Requests:
**1)** Translate this sentence from the passage on Treacle Walker into Spanish: "The inference to be drawn is that Joe has died, either before the story starts, or else early on."
**2)** According to the passage on Treacle Walker, on how many separate occasions did Garner almost die from childhood illnesses?

Excerpt provided:
# # # # #

But it is in the next exchange that we receive some confirmation of what we may already have begun to suspect. Joe asks Thin Amren if he knows Treacle Walker, to which he responds,

‘Me know that pickthank psychopomp?’

Now, a ‘pickthank’ is an ingratiating flatterer, but a psychopomp (which Joes rationalises as ‘cycle-pump’ just as he makes ‘Axis Mundi’ ‘ask us Monday’) is one who guides the souls of the (newly) dead from one world to the next (it is also one of the titles given to Hermes, messenger of the gods). The inference to be drawn is that Joe has died, either before the story starts, or else early on. On the one hand, there is that singular moment of inner thought I noted on the first page,

Quick, Joe. Now, Joe

Which I associate with a line from WB Yeats’s The Cold Heaven:

when the ghost begins to quicken,
Confusion of the death-bed over

(‘Quick’ of course can mean ‘alive, living’ as in ‘the quick and the dead’). This could point either way: Joe certainly undergoes a sustained period of confusion which only clears when he asks (on the penultimate page) ‘Treacle Walker, am I dead?’ but we might also take it to be the starting point of an altered mode of existence. Treacle Walker’s response to Joe’s question is

‘I will not say you are dead. Rather, in this world you have changed your life, and are got into another place.’

On the other hand, the momentous thrice-repeated summons (‘no body wishes to come in’) that panics Joe into opening the door and letting in ‘a hurlothrumbo of winter… a lomperhomock of night. Nothing more’ might also be a candidate for the moment of dissolution, at once momentous and insignificant – not that it really matters. In one interview, Garner observes that Treacle Walker and Joe are in some sense alternative versions of himself: Walker is the classics don he might have become, had he stayed on at Oxford, while Joe is the boy he might have been had he never gone to Manchester Grammar School – and one way that might have happened is if he had died beforehand, which Garner almost did from childhood illnesses, on three separate occasions.

# # # # #

Recorded data:
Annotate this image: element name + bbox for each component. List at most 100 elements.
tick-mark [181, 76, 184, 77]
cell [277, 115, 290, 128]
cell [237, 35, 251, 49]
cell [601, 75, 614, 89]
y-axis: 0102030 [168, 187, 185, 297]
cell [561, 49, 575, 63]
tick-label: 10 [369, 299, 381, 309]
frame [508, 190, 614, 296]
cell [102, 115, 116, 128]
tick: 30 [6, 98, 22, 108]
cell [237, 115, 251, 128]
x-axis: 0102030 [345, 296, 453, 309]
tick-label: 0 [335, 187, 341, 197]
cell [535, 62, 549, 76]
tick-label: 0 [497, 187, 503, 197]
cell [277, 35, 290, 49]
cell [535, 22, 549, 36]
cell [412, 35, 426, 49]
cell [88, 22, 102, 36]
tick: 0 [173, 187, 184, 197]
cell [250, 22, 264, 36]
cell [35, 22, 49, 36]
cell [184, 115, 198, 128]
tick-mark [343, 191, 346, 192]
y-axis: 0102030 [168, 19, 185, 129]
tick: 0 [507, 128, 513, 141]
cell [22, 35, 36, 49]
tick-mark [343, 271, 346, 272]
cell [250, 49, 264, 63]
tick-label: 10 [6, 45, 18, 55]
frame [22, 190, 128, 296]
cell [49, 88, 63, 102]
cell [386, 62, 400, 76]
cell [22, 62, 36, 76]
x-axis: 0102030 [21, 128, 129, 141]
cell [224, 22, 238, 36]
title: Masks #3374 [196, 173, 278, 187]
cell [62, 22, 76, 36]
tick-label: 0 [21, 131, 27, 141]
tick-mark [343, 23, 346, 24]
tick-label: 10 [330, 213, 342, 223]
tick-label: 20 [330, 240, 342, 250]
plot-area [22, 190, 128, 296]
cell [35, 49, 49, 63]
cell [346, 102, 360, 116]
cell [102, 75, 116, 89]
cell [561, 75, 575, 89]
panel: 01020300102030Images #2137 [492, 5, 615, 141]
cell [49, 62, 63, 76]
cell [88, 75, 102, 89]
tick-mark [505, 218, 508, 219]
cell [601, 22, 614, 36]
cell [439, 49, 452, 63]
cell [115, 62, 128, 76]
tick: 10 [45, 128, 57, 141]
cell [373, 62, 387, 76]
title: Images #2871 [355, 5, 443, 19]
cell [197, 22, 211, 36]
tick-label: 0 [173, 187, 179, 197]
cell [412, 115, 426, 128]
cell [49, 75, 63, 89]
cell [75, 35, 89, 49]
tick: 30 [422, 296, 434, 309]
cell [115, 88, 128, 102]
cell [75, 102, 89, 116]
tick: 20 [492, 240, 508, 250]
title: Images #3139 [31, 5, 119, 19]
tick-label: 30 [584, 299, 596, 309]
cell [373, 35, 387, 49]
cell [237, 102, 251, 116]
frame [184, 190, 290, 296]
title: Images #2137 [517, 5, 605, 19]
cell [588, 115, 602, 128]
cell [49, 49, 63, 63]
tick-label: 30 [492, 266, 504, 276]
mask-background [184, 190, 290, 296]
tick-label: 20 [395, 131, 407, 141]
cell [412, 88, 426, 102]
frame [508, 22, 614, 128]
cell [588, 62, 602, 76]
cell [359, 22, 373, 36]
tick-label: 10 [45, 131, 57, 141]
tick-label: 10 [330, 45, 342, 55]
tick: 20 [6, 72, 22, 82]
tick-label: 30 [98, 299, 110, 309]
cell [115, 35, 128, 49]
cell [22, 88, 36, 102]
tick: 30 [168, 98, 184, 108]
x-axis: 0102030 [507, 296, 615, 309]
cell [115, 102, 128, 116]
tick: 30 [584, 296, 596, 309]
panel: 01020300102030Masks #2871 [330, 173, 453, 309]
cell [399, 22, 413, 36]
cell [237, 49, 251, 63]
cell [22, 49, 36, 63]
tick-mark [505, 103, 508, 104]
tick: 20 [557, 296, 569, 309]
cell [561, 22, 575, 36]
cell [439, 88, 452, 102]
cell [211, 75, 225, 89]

# # # # #

Exercise results:
**1)** La inferencia que cabe extraer es que Joe ha muerto, ya sea antes de que comience la historia o bien al poco de empezar.

**2)** Three.